## SHORT PROBLEM
Return the records that follow unaltered. Omit every picture.

:: EXCERPTED RECORDS

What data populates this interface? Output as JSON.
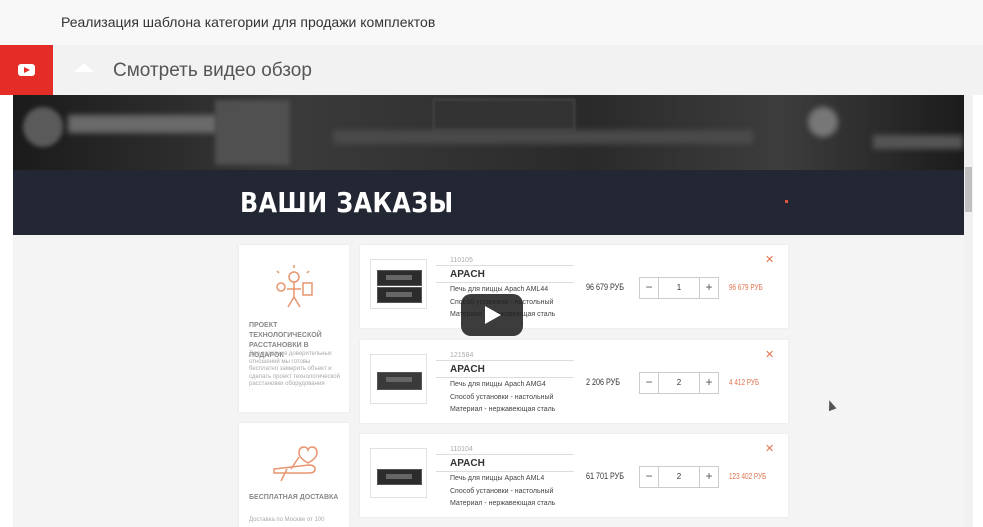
{
  "header": {
    "title": "Реализация шаблона категории для продажи комплектов"
  },
  "video_section": {
    "label": "Смотреть видео обзор"
  },
  "video_frame": {
    "banner_title": "ВАШИ ЗАКАЗЫ",
    "side_cards": [
      {
        "title": "ПРОЕКТ ТЕХНОЛОГИЧЕСКОЙ РАССТАНОВКИ В ПОДАРОК",
        "desc": "Для создания доверительных отношений мы готовы бесплатно замерить объект и сделать проект технологической расстановки оборудования"
      },
      {
        "title": "БЕСПЛАТНАЯ ДОСТАВКА",
        "desc": "Доставка по Москве от 100"
      }
    ],
    "items": [
      {
        "sku": "110105",
        "brand": "APACH",
        "name": "Печь для пиццы Apach AML44",
        "mount": "Способ установки - настольный",
        "material": "Материал - нержавеющая сталь",
        "price": "96 679 РУБ",
        "qty": "1",
        "total": "96 679 РУБ",
        "remove": "✕"
      },
      {
        "sku": "121584",
        "brand": "APACH",
        "name": "Печь для пиццы Apach AMG4",
        "mount": "Способ установки - настольный",
        "material": "Материал - нержавеющая сталь",
        "price": "2 206 РУБ",
        "qty": "2",
        "total": "4 412 РУБ",
        "remove": "✕"
      },
      {
        "sku": "110104",
        "brand": "APACH",
        "name": "Печь для пиццы Apach AML4",
        "mount": "Способ установки - настольный",
        "material": "Материал - нержавеющая сталь",
        "price": "61 701 РУБ",
        "qty": "2",
        "total": "123 402 РУБ",
        "remove": "✕"
      }
    ],
    "qty_minus": "−",
    "qty_plus": "+"
  },
  "colors": {
    "youtube_red": "#e52d27",
    "banner_bg": "#232633",
    "accent": "#e0734f"
  }
}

::::

## ANSWER TO THIS TASK
What data populates this interface? Output as JSON.
{
  "header": {
    "title": "Реализация шаблона категории для продажи комплектов"
  },
  "video_section": {
    "label": "Смотреть видео обзор"
  },
  "video_frame": {
    "banner_title": "ВАШИ ЗАКАЗЫ",
    "side_cards": [
      {
        "title": "ПРОЕКТ ТЕХНОЛОГИЧЕСКОЙ РАССТАНОВКИ В ПОДАРОК",
        "desc": "Для создания доверительных отношений мы готовы бесплатно замерить объект и сделать проект технологической расстановки оборудования"
      },
      {
        "title": "БЕСПЛАТНАЯ ДОСТАВКА",
        "desc": "Доставка по Москве от 100"
      }
    ],
    "items": [
      {
        "sku": "110105",
        "brand": "APACH",
        "name": "Печь для пиццы Apach AML44",
        "mount": "Способ установки - настольный",
        "material": "Материал - нержавеющая сталь",
        "price": "96 679 РУБ",
        "qty": "1",
        "total": "96 679 РУБ",
        "remove": "✕"
      },
      {
        "sku": "121584",
        "brand": "APACH",
        "name": "Печь для пиццы Apach AMG4",
        "mount": "Способ установки - настольный",
        "material": "Материал - нержавеющая сталь",
        "price": "2 206 РУБ",
        "qty": "2",
        "total": "4 412 РУБ",
        "remove": "✕"
      },
      {
        "sku": "110104",
        "brand": "APACH",
        "name": "Печь для пиццы Apach AML4",
        "mount": "Способ установки - настольный",
        "material": "Материал - нержавеющая сталь",
        "price": "61 701 РУБ",
        "qty": "2",
        "total": "123 402 РУБ",
        "remove": "✕"
      }
    ],
    "qty_minus": "−",
    "qty_plus": "+"
  },
  "colors": {
    "youtube_red": "#e52d27",
    "banner_bg": "#232633",
    "accent": "#e0734f"
  }
}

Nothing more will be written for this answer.